═══ Record extracts ═══
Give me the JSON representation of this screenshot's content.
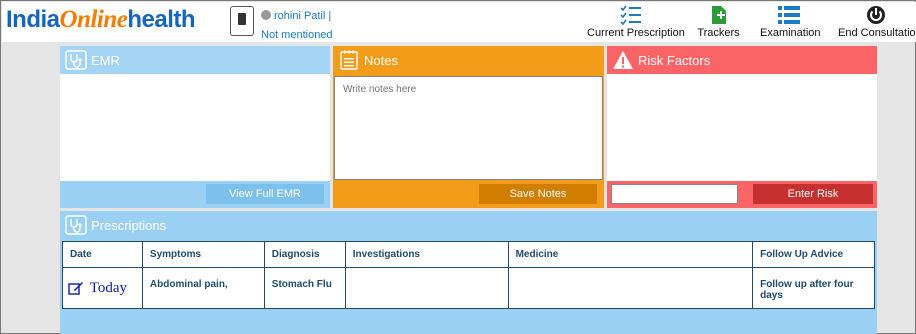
{
  "app": {
    "logo_part1": "India",
    "logo_part2": "Online",
    "logo_part3": "health"
  },
  "patient": {
    "name": "rohini Patil",
    "separator": "|",
    "subtitle": "Not mentioned"
  },
  "nav": [
    {
      "label": "Current Prescription",
      "icon": "checklist-icon"
    },
    {
      "label": "Trackers",
      "icon": "add-document-icon"
    },
    {
      "label": "Examination",
      "icon": "list-icon"
    },
    {
      "label": "End Consultation",
      "icon": "power-icon"
    }
  ],
  "emr": {
    "title": "EMR",
    "button": "View Full EMR"
  },
  "notes": {
    "title": "Notes",
    "placeholder": "Write notes here",
    "button": "Save Notes"
  },
  "risk": {
    "title": "Risk Factors",
    "input_value": "",
    "button": "Enter Risk"
  },
  "prescriptions": {
    "title": "Prescriptions",
    "columns": [
      "Date",
      "Symptoms",
      "Diagnosis",
      "Investigations",
      "Medicine",
      "Follow Up Advice"
    ],
    "rows": [
      {
        "date": "Today",
        "symptoms": "Abdominal pain,",
        "diagnosis": "Stomach Flu",
        "investigations": "",
        "medicine": "",
        "follow_up": "Follow up after four days"
      }
    ]
  },
  "colors": {
    "emr_header": "#a3d3f5",
    "emr_footer": "#99d0f4",
    "emr_button": "#7cc0ec",
    "notes_header": "#f29c1a",
    "notes_button": "#d17d00",
    "risk_header": "#fb6466",
    "risk_button": "#c6302e",
    "logo_blue": "#1565c0",
    "logo_orange": "#f57c00"
  }
}
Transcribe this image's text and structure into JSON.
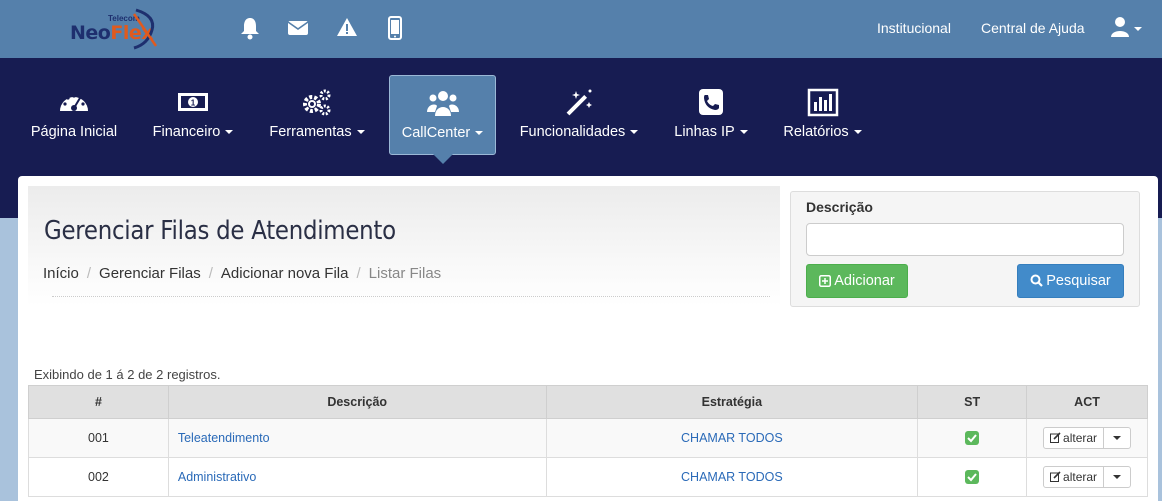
{
  "logo": {
    "brand_main": "Neo",
    "brand_accent": "Flex",
    "small_text": "Telecom"
  },
  "top_icons": [
    "bell-icon",
    "envelope-icon",
    "warning-icon",
    "mobile-icon"
  ],
  "top_links": {
    "institucional": "Institucional",
    "ajuda": "Central de Ajuda"
  },
  "nav": {
    "items": [
      {
        "label": "Página Inicial",
        "icon": "dashboard-icon"
      },
      {
        "label": "Financeiro",
        "icon": "money-icon"
      },
      {
        "label": "Ferramentas",
        "icon": "gears-icon"
      },
      {
        "label": "CallCenter",
        "icon": "users-icon",
        "active": true
      },
      {
        "label": "Funcionalidades",
        "icon": "magic-wand-icon"
      },
      {
        "label": "Linhas IP",
        "icon": "phone-icon"
      },
      {
        "label": "Relatórios",
        "icon": "bar-chart-icon"
      }
    ]
  },
  "page": {
    "title": "Gerenciar Filas de Atendimento",
    "breadcrumb": [
      "Início",
      "Gerenciar Filas",
      "Adicionar nova Fila",
      "Listar Filas"
    ]
  },
  "search": {
    "label": "Descrição",
    "value": "",
    "add_button": "Adicionar",
    "search_button": "Pesquisar"
  },
  "records_text": "Exibindo de 1 á 2 de 2 registros.",
  "table": {
    "headers": [
      "#",
      "Descrição",
      "Estratégia",
      "ST",
      "ACT"
    ],
    "rows": [
      {
        "id": "001",
        "descricao": "Teleatendimento",
        "estrategia": "CHAMAR TODOS",
        "action": "alterar"
      },
      {
        "id": "002",
        "descricao": "Administrativo",
        "estrategia": "CHAMAR TODOS",
        "action": "alterar"
      }
    ]
  },
  "colors": {
    "topbar": "#5580ab",
    "nav": "#171c52",
    "success": "#5cb85c",
    "primary": "#428bca"
  }
}
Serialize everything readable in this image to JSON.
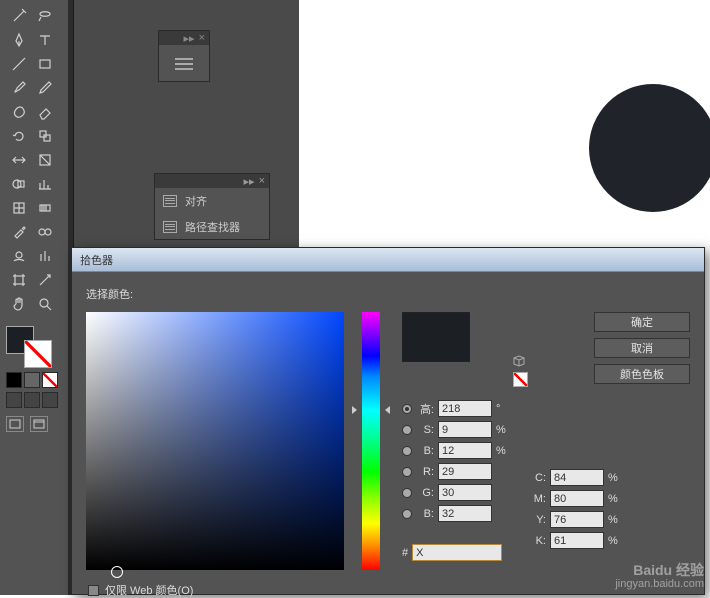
{
  "panel2": {
    "item1": "对齐",
    "item2": "路径查找器"
  },
  "dialog": {
    "title": "拾色器",
    "selectLabel": "选择颜色:",
    "ok": "确定",
    "cancel": "取消",
    "swatches": "颜色色板",
    "webOnly": "仅限 Web 颜色(O)",
    "hashLabel": "#",
    "hex": "X",
    "fields": {
      "H": {
        "label": "高:",
        "value": "218",
        "unit": "°"
      },
      "S": {
        "label": "S:",
        "value": "9",
        "unit": "%"
      },
      "Bv": {
        "label": "B:",
        "value": "12",
        "unit": "%"
      },
      "R": {
        "label": "R:",
        "value": "29"
      },
      "G": {
        "label": "G:",
        "value": "30"
      },
      "Bb": {
        "label": "B:",
        "value": "32"
      },
      "C": {
        "label": "C:",
        "value": "84",
        "unit": "%"
      },
      "M": {
        "label": "M:",
        "value": "80",
        "unit": "%"
      },
      "Y": {
        "label": "Y:",
        "value": "76",
        "unit": "%"
      },
      "K": {
        "label": "K:",
        "value": "61",
        "unit": "%"
      }
    }
  },
  "watermark": {
    "l1": "Baidu 经验",
    "l2": "jingyan.baidu.com"
  }
}
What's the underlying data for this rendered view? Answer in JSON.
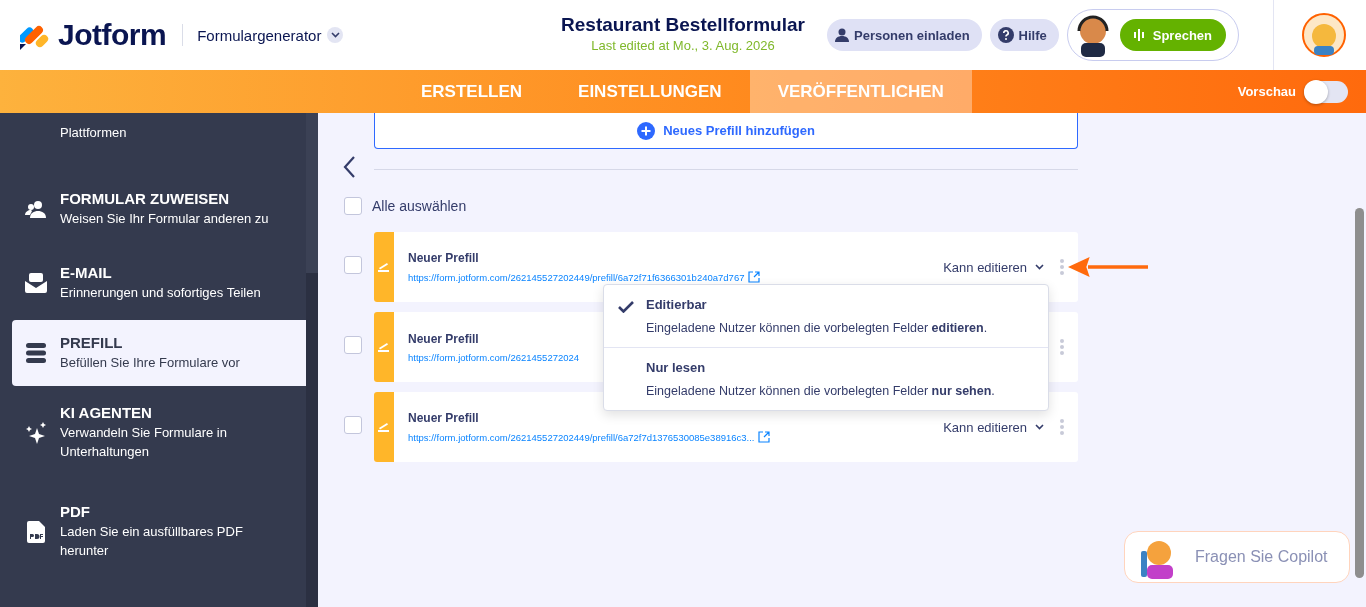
{
  "header": {
    "brand": "Jotform",
    "product": "Formulargenerator",
    "title": "Restaurant Bestellformular",
    "subtitle": "Last edited at Mo., 3. Aug. 2026",
    "buttons": [
      {
        "kind": "invite",
        "label": "Personen einladen"
      },
      {
        "kind": "help",
        "label": "Hilfe"
      }
    ],
    "speak_button": "Sprechen"
  },
  "nav": {
    "tabs": [
      {
        "label": "ERSTELLEN",
        "selected": false
      },
      {
        "label": "EINSTELLUNGEN",
        "selected": false
      },
      {
        "label": "VERÖFFENTLICHEN",
        "selected": true
      }
    ],
    "preview": {
      "label": "Vorschau",
      "on": false
    }
  },
  "sidebar": {
    "items": [
      {
        "kind": "none",
        "description": "Plattformen",
        "selected": false
      },
      {
        "kind": "assign",
        "title": "FORMULAR ZUWEISEN",
        "description": "Weisen Sie Ihr Formular anderen zu",
        "selected": false
      },
      {
        "kind": "email",
        "title": "E-MAIL",
        "description": "Erinnerungen und sofortiges Teilen",
        "selected": false
      },
      {
        "kind": "prefill",
        "title": "PREFILL",
        "description": "Befüllen Sie Ihre Formulare vor",
        "selected": true
      },
      {
        "kind": "ai",
        "title": "KI AGENTEN",
        "description": "Verwandeln Sie Formulare in Unterhaltungen",
        "selected": false
      },
      {
        "kind": "pdf",
        "title": "PDF",
        "description": "Laden Sie ein ausfüllbares PDF herunter",
        "selected": false
      }
    ]
  },
  "main": {
    "add_button": "Neues Prefill hinzufügen",
    "select_all": {
      "label": "Alle auswählen",
      "checked": false
    },
    "prefills": [
      {
        "title": "Neuer Prefill",
        "url": "https://form.jotform.com/262145527202449/prefill/6a72f71f6366301b240a7d767",
        "checked": false,
        "permission": "Kann editieren"
      },
      {
        "title": "Neuer Prefill",
        "url": "https://form.jotform.com/2621455272024",
        "checked": false
      },
      {
        "title": "Neuer Prefill",
        "url": "https://form.jotform.com/262145527202449/prefill/6a72f7d1376530085e38916c3...",
        "checked": false,
        "permission": "Kann editieren"
      }
    ],
    "permission_menu": [
      {
        "title": "Editierbar",
        "description": "Eingeladene Nutzer können die vorbelegten Felder **editieren**.",
        "selected": true
      },
      {
        "title": "Nur lesen",
        "description": "Eingeladene Nutzer können die vorbelegten Felder **nur sehen**.",
        "selected": false
      }
    ]
  },
  "copilot": {
    "placeholder": "Fragen Sie Copilot"
  }
}
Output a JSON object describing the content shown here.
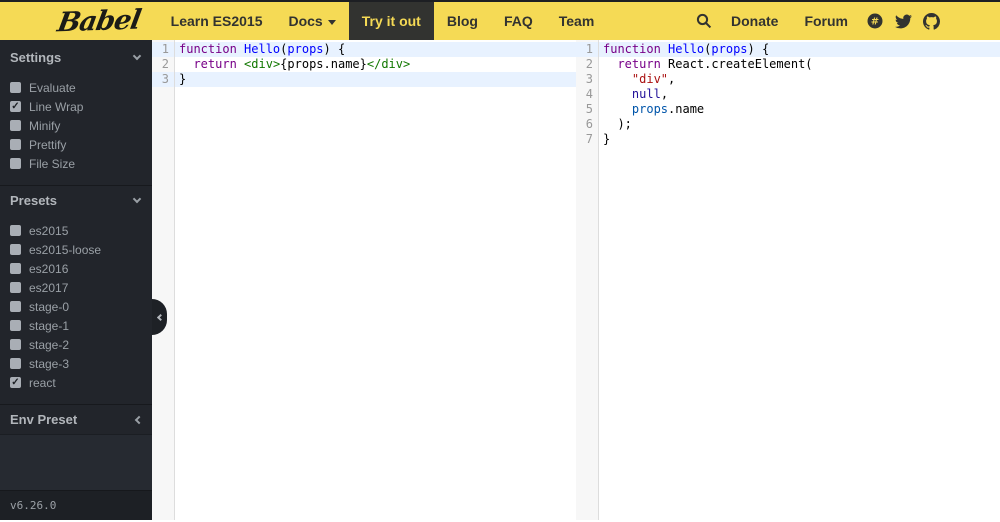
{
  "navbar": {
    "logo": "Babel",
    "links": [
      {
        "label": "Learn ES2015",
        "active": false
      },
      {
        "label": "Docs",
        "active": false,
        "caret": true
      },
      {
        "label": "Try it out",
        "active": true
      },
      {
        "label": "Blog",
        "active": false
      },
      {
        "label": "FAQ",
        "active": false
      },
      {
        "label": "Team",
        "active": false
      }
    ],
    "right_links": [
      {
        "label": "Donate"
      },
      {
        "label": "Forum"
      }
    ],
    "icons": [
      "search-icon",
      "slack-icon",
      "twitter-icon",
      "github-icon"
    ],
    "colors": {
      "background": "#f5da55",
      "text": "#323330",
      "active_bg": "#323330",
      "active_text": "#f5da55"
    }
  },
  "sidebar": {
    "sections": [
      {
        "title": "Settings",
        "items": [
          {
            "label": "Evaluate",
            "checked": false
          },
          {
            "label": "Line Wrap",
            "checked": true
          },
          {
            "label": "Minify",
            "checked": false
          },
          {
            "label": "Prettify",
            "checked": false
          },
          {
            "label": "File Size",
            "checked": false
          }
        ]
      },
      {
        "title": "Presets",
        "items": [
          {
            "label": "es2015",
            "checked": false
          },
          {
            "label": "es2015-loose",
            "checked": false
          },
          {
            "label": "es2016",
            "checked": false
          },
          {
            "label": "es2017",
            "checked": false
          },
          {
            "label": "stage-0",
            "checked": false
          },
          {
            "label": "stage-1",
            "checked": false
          },
          {
            "label": "stage-2",
            "checked": false
          },
          {
            "label": "stage-3",
            "checked": false
          },
          {
            "label": "react",
            "checked": true
          }
        ]
      }
    ],
    "env_preset": {
      "title": "Env Preset"
    },
    "version": "v6.26.0",
    "colors": {
      "background": "#22252b",
      "text": "#9aa0a6"
    }
  },
  "editors": {
    "source": {
      "lines": [
        {
          "num": "1",
          "hl": true,
          "tokens": [
            [
              "keyword",
              "function"
            ],
            [
              "plain",
              " "
            ],
            [
              "def",
              "Hello"
            ],
            [
              "plain",
              "("
            ],
            [
              "def",
              "props"
            ],
            [
              "plain",
              ") {"
            ]
          ]
        },
        {
          "num": "2",
          "hl": false,
          "tokens": [
            [
              "plain",
              "  "
            ],
            [
              "keyword",
              "return"
            ],
            [
              "plain",
              " "
            ],
            [
              "tag",
              "<div>"
            ],
            [
              "plain",
              "{props.name}"
            ],
            [
              "tag",
              "</div>"
            ]
          ]
        },
        {
          "num": "3",
          "hl": true,
          "tokens": [
            [
              "plain",
              "}"
            ]
          ]
        }
      ]
    },
    "output": {
      "lines": [
        {
          "num": "1",
          "hl": true,
          "tokens": [
            [
              "keyword",
              "function"
            ],
            [
              "plain",
              " "
            ],
            [
              "def",
              "Hello"
            ],
            [
              "plain",
              "("
            ],
            [
              "def",
              "props"
            ],
            [
              "plain",
              ") {"
            ]
          ]
        },
        {
          "num": "2",
          "hl": false,
          "tokens": [
            [
              "plain",
              "  "
            ],
            [
              "keyword",
              "return"
            ],
            [
              "plain",
              " React.createElement("
            ]
          ]
        },
        {
          "num": "3",
          "hl": false,
          "tokens": [
            [
              "plain",
              "    "
            ],
            [
              "string",
              "\"div\""
            ],
            [
              "plain",
              ","
            ]
          ]
        },
        {
          "num": "4",
          "hl": false,
          "tokens": [
            [
              "plain",
              "    "
            ],
            [
              "atom",
              "null"
            ],
            [
              "plain",
              ","
            ]
          ]
        },
        {
          "num": "5",
          "hl": false,
          "tokens": [
            [
              "plain",
              "    "
            ],
            [
              "variable2",
              "props"
            ],
            [
              "plain",
              ".name"
            ]
          ]
        },
        {
          "num": "6",
          "hl": false,
          "tokens": [
            [
              "plain",
              "  );"
            ]
          ]
        },
        {
          "num": "7",
          "hl": false,
          "tokens": [
            [
              "plain",
              "}"
            ]
          ]
        }
      ]
    }
  },
  "syntax_colors": {
    "keyword": "#770088",
    "def": "#0000ff",
    "tag": "#117700",
    "string": "#aa1111",
    "atom": "#221199",
    "variable2": "#0055aa",
    "plain": "#000000",
    "line_highlight": "#e8f2ff"
  }
}
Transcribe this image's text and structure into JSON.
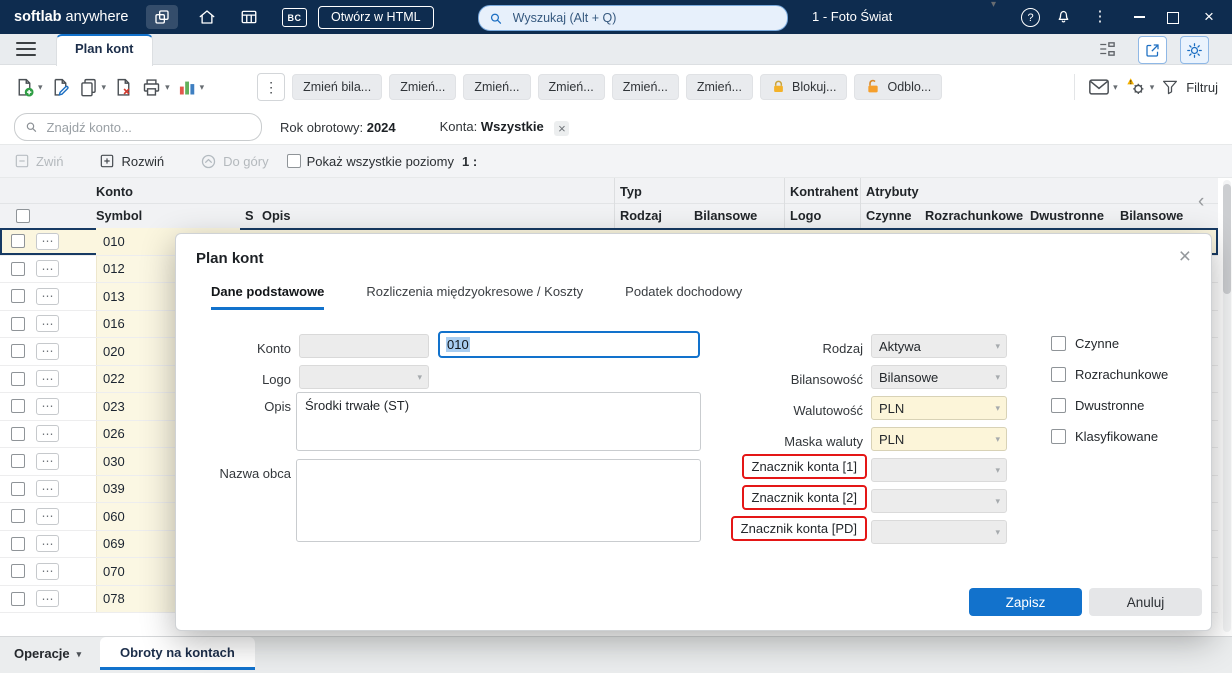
{
  "icons": {
    "kebab": "⋮",
    "row_ellipsis": "⋯",
    "chevron_down": "▾",
    "close_x": "×",
    "window_close": "×",
    "help": "?",
    "collapse_left": "‹",
    "filter_remove": "×",
    "bc": "BC"
  },
  "topbar": {
    "brand_primary": "softlab",
    "brand_secondary": " anywhere",
    "open_html_button": "Otwórz w HTML",
    "search_placeholder": "Wyszukaj (Alt + Q)",
    "company": "1 - Foto Świat"
  },
  "tabbar": {
    "active_tab": "Plan kont"
  },
  "toolbar": {
    "zmien_buttons": [
      "Zmień bila...",
      "Zmień...",
      "Zmień...",
      "Zmień...",
      "Zmień...",
      "Zmień..."
    ],
    "lock_button": "Blokuj...",
    "unlock_button": "Odblo...",
    "filter_button": "Filtruj"
  },
  "filters": {
    "search_placeholder": "Znajdź konto...",
    "year_label": "Rok obrotowy:",
    "year_value": "2024",
    "accounts_label": "Konta:",
    "accounts_value": "Wszystkie"
  },
  "gridbar": {
    "collapse": "Zwiń",
    "expand": "Rozwiń",
    "to_top": "Do góry",
    "show_all_levels": "Pokaż wszystkie poziomy",
    "level": "1 :"
  },
  "table": {
    "group_headers": {
      "konto": "Konto",
      "typ": "Typ",
      "kontrahent": "Kontrahent",
      "atrybuty": "Atrybuty"
    },
    "columns": [
      "Symbol",
      "S",
      "Opis",
      "Rodzaj",
      "Bilansowe",
      "Logo",
      "Czynne",
      "Rozrachunkowe",
      "Dwustronne",
      "Bilansowe"
    ],
    "rows": [
      "010",
      "012",
      "013",
      "016",
      "020",
      "022",
      "023",
      "026",
      "030",
      "039",
      "060",
      "069",
      "070",
      "078"
    ],
    "selected_symbol": "010"
  },
  "modal": {
    "title": "Plan kont",
    "tabs": [
      "Dane podstawowe",
      "Rozliczenia międzyokresowe / Koszty",
      "Podatek dochodowy"
    ],
    "active_tab": "Dane podstawowe",
    "fields": {
      "konto_label": "Konto",
      "konto_value": "010",
      "logo_label": "Logo",
      "opis_label": "Opis",
      "opis_value": "Środki trwałe (ST)",
      "nazwa_obca_label": "Nazwa obca",
      "rodzaj_label": "Rodzaj",
      "rodzaj_value": "Aktywa",
      "bilansowosc_label": "Bilansowość",
      "bilansowosc_value": "Bilansowe",
      "walutowosc_label": "Walutowość",
      "walutowosc_value": "PLN",
      "maska_waluty_label": "Maska waluty",
      "maska_waluty_value": "PLN",
      "znacznik_1_label": "Znacznik konta [1]",
      "znacznik_2_label": "Znacznik konta [2]",
      "znacznik_pd_label": "Znacznik konta [PD]"
    },
    "checkboxes": [
      "Czynne",
      "Rozrachunkowe",
      "Dwustronne",
      "Klasyfikowane"
    ],
    "save_button": "Zapisz",
    "cancel_button": "Anuluj"
  },
  "bottombar": {
    "operations": "Operacje",
    "active_tab": "Obroty na kontach"
  },
  "colors": {
    "topbar_bg": "#0e2c4f",
    "accent_blue": "#1272cc",
    "row_highlight": "#fbf7e3",
    "annotation_red": "#e41616",
    "lock_yellow": "#f3b229",
    "lock_orange": "#f59f2c"
  }
}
═══
**Problem**.
Report each line in the preceding entries that holds the string "kind".

**Exercise answer**.
        "kind": "invite",
        "kind": "help",
        "kind": "none",
        "kind": "assign",
        "kind": "email",
        "kind": "prefill",
        "kind": "ai",
        "kind": "pdf",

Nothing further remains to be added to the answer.